#### PASSAGE:
-- -- --
I’ve stayed away of French wines, for a long time. I did not like the mystical reverence expressed by American wine snobs – who can’t pronounce a French word, to save their lives. And I was afraid they may make me homesick. In Europe we do like lighter wine, with less bells and whistles than the New World adds to them. We like to enjoy wine and we knock ourselves out with heavier things.

Anyway, after being so impressed by a French Pinot, hand in hand with my Cellar Master, we hit BevMo, to discover more reds. We mixed a case, since they had again the 0.05 cents second bottle promotion. We came home with more of the Wilfred Wong’s over 90 points selection. Just so that you know: when it is about wine critics, I love more Wilfred Wong than Robert Parker. Wong is down to earth. Parker is up in the clouds. Two outstanding critics, but at the end of the day Wong is the one I would care to share a glass. We’d have things to discuss about.
-- -- --
Element-and-box listings
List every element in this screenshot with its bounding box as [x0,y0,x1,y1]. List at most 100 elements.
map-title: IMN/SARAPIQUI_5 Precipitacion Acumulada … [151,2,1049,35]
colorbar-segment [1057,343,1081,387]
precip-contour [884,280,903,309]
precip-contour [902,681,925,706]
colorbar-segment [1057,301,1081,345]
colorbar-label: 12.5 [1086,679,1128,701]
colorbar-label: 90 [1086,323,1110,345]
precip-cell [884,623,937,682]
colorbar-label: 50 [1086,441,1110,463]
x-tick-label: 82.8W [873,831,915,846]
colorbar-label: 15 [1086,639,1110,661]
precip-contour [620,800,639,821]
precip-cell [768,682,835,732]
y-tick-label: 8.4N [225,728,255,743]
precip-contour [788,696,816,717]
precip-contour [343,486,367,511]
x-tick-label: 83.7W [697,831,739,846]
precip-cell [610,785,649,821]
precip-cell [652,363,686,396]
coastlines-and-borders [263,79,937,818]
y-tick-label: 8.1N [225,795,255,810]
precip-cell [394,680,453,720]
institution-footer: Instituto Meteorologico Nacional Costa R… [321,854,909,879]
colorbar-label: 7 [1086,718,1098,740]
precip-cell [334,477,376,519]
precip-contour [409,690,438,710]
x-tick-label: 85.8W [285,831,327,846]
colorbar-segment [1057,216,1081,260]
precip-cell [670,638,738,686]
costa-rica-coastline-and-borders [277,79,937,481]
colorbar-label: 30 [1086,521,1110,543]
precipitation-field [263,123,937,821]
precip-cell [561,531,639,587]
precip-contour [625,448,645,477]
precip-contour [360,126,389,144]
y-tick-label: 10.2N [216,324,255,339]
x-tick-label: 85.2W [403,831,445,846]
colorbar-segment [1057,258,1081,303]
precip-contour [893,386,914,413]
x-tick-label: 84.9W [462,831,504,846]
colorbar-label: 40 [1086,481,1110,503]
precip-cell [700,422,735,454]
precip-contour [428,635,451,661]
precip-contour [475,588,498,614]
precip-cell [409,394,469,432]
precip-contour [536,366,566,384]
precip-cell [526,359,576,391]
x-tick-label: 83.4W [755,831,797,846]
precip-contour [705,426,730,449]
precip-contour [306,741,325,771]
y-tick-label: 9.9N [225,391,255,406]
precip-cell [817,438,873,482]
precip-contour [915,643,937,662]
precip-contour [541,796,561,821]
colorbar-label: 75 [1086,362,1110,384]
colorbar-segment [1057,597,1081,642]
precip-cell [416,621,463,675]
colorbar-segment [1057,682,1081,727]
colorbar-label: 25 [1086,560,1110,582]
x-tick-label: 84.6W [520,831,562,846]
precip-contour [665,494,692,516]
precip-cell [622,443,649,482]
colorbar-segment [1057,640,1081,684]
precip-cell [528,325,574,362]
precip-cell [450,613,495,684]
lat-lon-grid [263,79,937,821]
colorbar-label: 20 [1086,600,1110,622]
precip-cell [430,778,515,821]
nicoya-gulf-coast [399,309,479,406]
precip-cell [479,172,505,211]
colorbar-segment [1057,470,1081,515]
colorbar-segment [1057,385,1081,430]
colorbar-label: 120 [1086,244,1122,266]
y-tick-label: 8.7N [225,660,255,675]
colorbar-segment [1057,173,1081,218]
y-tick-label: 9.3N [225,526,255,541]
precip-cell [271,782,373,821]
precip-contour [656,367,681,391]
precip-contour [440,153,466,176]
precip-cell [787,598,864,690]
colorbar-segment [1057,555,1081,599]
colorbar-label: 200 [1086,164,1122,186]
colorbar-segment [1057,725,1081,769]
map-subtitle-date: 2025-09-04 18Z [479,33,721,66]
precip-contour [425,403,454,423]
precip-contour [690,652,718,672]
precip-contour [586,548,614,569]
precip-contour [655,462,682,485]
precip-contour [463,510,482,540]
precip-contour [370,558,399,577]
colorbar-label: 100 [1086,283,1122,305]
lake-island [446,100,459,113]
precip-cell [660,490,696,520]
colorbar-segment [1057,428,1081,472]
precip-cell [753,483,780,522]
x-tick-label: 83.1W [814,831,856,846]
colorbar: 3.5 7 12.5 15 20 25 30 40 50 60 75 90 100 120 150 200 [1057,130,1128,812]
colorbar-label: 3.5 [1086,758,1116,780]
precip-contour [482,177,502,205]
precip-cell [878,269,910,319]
-- -- --
#### EXERCISE TASK 1:
Quote every sentence in the French wine passage that begins with "We" or "We'd."
#### EXERCISE TASK 2:
Reproduce the part of the French wine passage starting at "I’ve stayed away" and ending at "with heavier things.".
#### EXERCISE TASK 3:
Translate this sentence from the French wine passage into French: "Wong is down to earth."

#### FINISHED ANSWER 1:
We like to enjoy wine and we knock ourselves out with heavier things.
We mixed a case, since they had again the 0.05 cents second bottle promotion.
We came home with more of the Wilfred Wong's over 90 points selection.
We'd have things to discuss about.

#### FINISHED ANSWER 2:
I’ve stayed away of French wines, for a long time. I did not like the mystical reverence expressed by American wine snobs – who can’t pronounce a French word, to save their lives. And I was afraid they may make me homesick. In Europe we do like lighter wine, with less bells and whistles than the New World adds to them. We like to enjoy wine and we knock ourselves out with heavier things.

#### FINISHED ANSWER 3:
Wong a les pieds sur terre.